[START OF Dataset rows]

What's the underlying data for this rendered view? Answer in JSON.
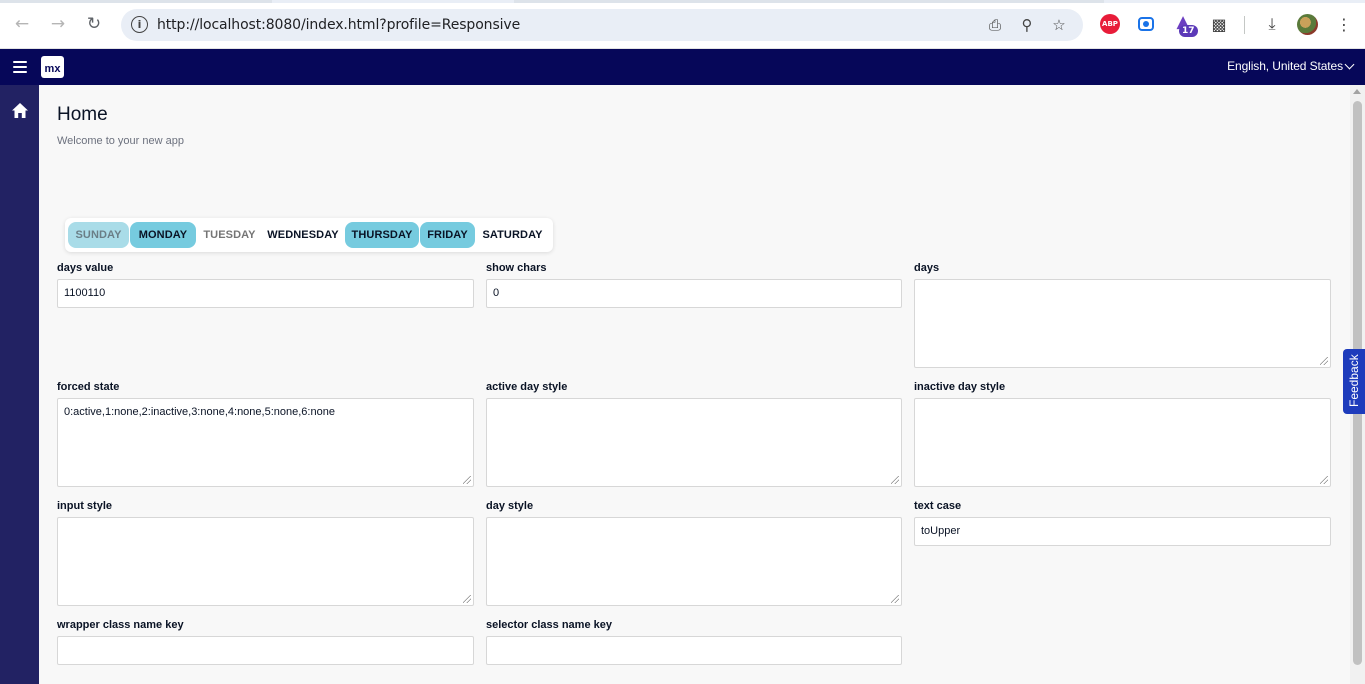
{
  "browser": {
    "url": "http://localhost:8080/index.html?profile=Responsive",
    "icons": {
      "back": "back-arrow-icon",
      "forward": "forward-arrow-icon",
      "reload": "reload-icon",
      "install": "install-app-icon",
      "zoom": "zoom-icon",
      "bookmark": "star-icon",
      "downloads": "download-icon",
      "menu": "kebab-menu-icon"
    },
    "extensions": {
      "abp_label": "ABP",
      "badge_count": "17"
    }
  },
  "app": {
    "logo_text": "mx",
    "language": "English, United States",
    "header_color": "#060759",
    "sidebar_color": "#222263"
  },
  "page": {
    "title": "Home",
    "subtitle": "Welcome to your new app"
  },
  "day_selector": {
    "days": [
      {
        "label": "SUNDAY",
        "state": "forced-active"
      },
      {
        "label": "MONDAY",
        "state": "active"
      },
      {
        "label": "TUESDAY",
        "state": "forced-inactive"
      },
      {
        "label": "WEDNESDAY",
        "state": "inactive"
      },
      {
        "label": "THURSDAY",
        "state": "active"
      },
      {
        "label": "FRIDAY",
        "state": "active"
      },
      {
        "label": "SATURDAY",
        "state": "inactive"
      }
    ],
    "active_color": "#76cbdf"
  },
  "fields": {
    "days_value": {
      "label": "days value",
      "value": "1100110"
    },
    "show_chars": {
      "label": "show chars",
      "value": "0"
    },
    "days": {
      "label": "days",
      "value": ""
    },
    "forced_state": {
      "label": "forced state",
      "value": "0:active,1:none,2:inactive,3:none,4:none,5:none,6:none"
    },
    "active_day_style": {
      "label": "active day style",
      "value": ""
    },
    "inactive_day_style": {
      "label": "inactive day style",
      "value": ""
    },
    "input_style": {
      "label": "input style",
      "value": ""
    },
    "day_style": {
      "label": "day style",
      "value": ""
    },
    "text_case": {
      "label": "text case",
      "value": "toUpper"
    },
    "wrapper_class_name_key": {
      "label": "wrapper class name key",
      "value": ""
    },
    "selector_class_name_key": {
      "label": "selector class name key",
      "value": ""
    }
  },
  "feedback": {
    "label": "Feedback"
  }
}
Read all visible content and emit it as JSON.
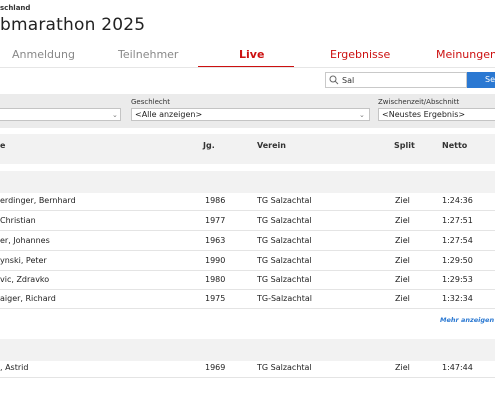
{
  "header": {
    "subtitle": "schland",
    "title": "bmarathon 2025"
  },
  "tabs": [
    {
      "label": "Anmeldung"
    },
    {
      "label": "Teilnehmer"
    },
    {
      "label": "Live"
    },
    {
      "label": "Ergebnisse"
    },
    {
      "label": "Meinungen"
    }
  ],
  "search": {
    "value": "Sal",
    "button_label": "Se"
  },
  "filters": {
    "gender_label": "Geschlecht",
    "gender_value": "<Alle anzeigen>",
    "split_label": "Zwischenzeit/Abschnitt",
    "split_value": "<Neustes Ergebnis>"
  },
  "table": {
    "headers": {
      "name": "e",
      "year": "Jg.",
      "club": "Verein",
      "split": "Split",
      "net": "Netto"
    },
    "group1_rows": [
      {
        "name": "erdinger, Bernhard",
        "year": "1986",
        "club": "TG Salzachtal",
        "split": "Ziel",
        "net": "1:24:36"
      },
      {
        "name": "Christian",
        "year": "1977",
        "club": "TG Salzachtal",
        "split": "Ziel",
        "net": "1:27:51"
      },
      {
        "name": "er, Johannes",
        "year": "1963",
        "club": "TG Salzachtal",
        "split": "Ziel",
        "net": "1:27:54"
      },
      {
        "name": "ynski, Peter",
        "year": "1990",
        "club": "TG Salzachtal",
        "split": "Ziel",
        "net": "1:29:50"
      },
      {
        "name": "vic, Zdravko",
        "year": "1980",
        "club": "TG Salzachtal",
        "split": "Ziel",
        "net": "1:29:53"
      },
      {
        "name": "aiger, Richard",
        "year": "1975",
        "club": "TG-Salzachtal",
        "split": "Ziel",
        "net": "1:32:34"
      }
    ],
    "more_label": "Mehr anzeigen",
    "group2_rows": [
      {
        "name": ", Astrid",
        "year": "1969",
        "club": "TG Salzachtal",
        "split": "Ziel",
        "net": "1:47:44"
      }
    ]
  }
}
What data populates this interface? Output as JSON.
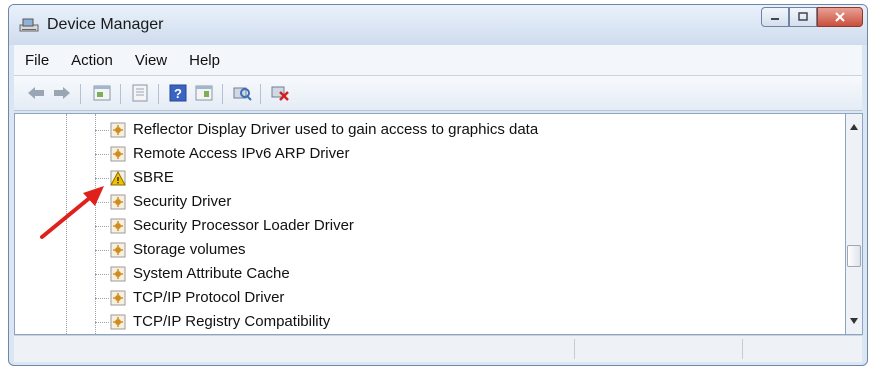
{
  "window": {
    "title": "Device Manager"
  },
  "menu": [
    "File",
    "Action",
    "View",
    "Help"
  ],
  "toolbar": [
    "back-icon",
    "forward-icon",
    "properties-icon",
    "show-hide-console-tree-icon",
    "help-icon",
    "show-action-pane-icon",
    "scan-hardware-changes-icon",
    "uninstall-device-icon"
  ],
  "devices": [
    {
      "label": "Reflector Display Driver used to gain access to graphics data",
      "icon": "device-icon",
      "warning": false
    },
    {
      "label": "Remote Access IPv6 ARP Driver",
      "icon": "device-icon",
      "warning": false
    },
    {
      "label": "SBRE",
      "icon": "warning-device-icon",
      "warning": true
    },
    {
      "label": "Security Driver",
      "icon": "device-icon",
      "warning": false
    },
    {
      "label": "Security Processor Loader Driver",
      "icon": "device-icon",
      "warning": false
    },
    {
      "label": "Storage volumes",
      "icon": "device-icon",
      "warning": false
    },
    {
      "label": "System Attribute Cache",
      "icon": "device-icon",
      "warning": false
    },
    {
      "label": "TCP/IP Protocol Driver",
      "icon": "device-icon",
      "warning": false
    },
    {
      "label": "TCP/IP Registry Compatibility",
      "icon": "device-icon",
      "warning": false
    }
  ],
  "colors": {
    "annotation_arrow": "#e0201b",
    "warning": "#f2c200"
  }
}
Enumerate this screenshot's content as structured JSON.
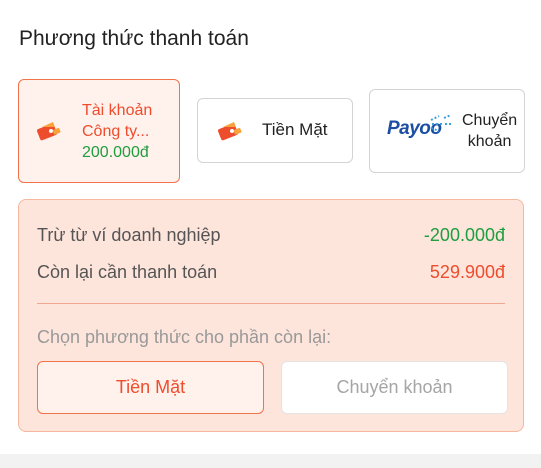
{
  "section_title": "Phương thức thanh toán",
  "methods": [
    {
      "name": "Tài khoản",
      "name2": "Công ty...",
      "balance": "200.000đ",
      "icon": "wallet-icon",
      "selected": true
    },
    {
      "name": "Tiền Mặt",
      "icon": "wallet-icon",
      "selected": false
    },
    {
      "logo_text": "Payoo",
      "name_line1": "Chuyển",
      "name_line2": "khoản",
      "icon": "payoo-logo",
      "selected": false
    }
  ],
  "summary": {
    "deduct_label": "Trừ từ ví doanh nghiệp",
    "deduct_value": "-200.000đ",
    "remaining_label": "Còn lại cần thanh toán",
    "remaining_value": "529.900đ",
    "choose_label": "Chọn phương thức cho phần còn lại:",
    "options": [
      {
        "label": "Tiền Mặt",
        "selected": true
      },
      {
        "label": "Chuyển khoản",
        "selected": false
      }
    ]
  },
  "colors": {
    "accent": "#ee4d2d",
    "green": "#1f9d3f",
    "panel_bg": "#fde5dc",
    "selected_bg": "#fff1ec"
  }
}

[END OF Dataset rows]

■ What to produce
Only the number is wanted: how many lines of the data contain the word "true"?

■ Correct response
3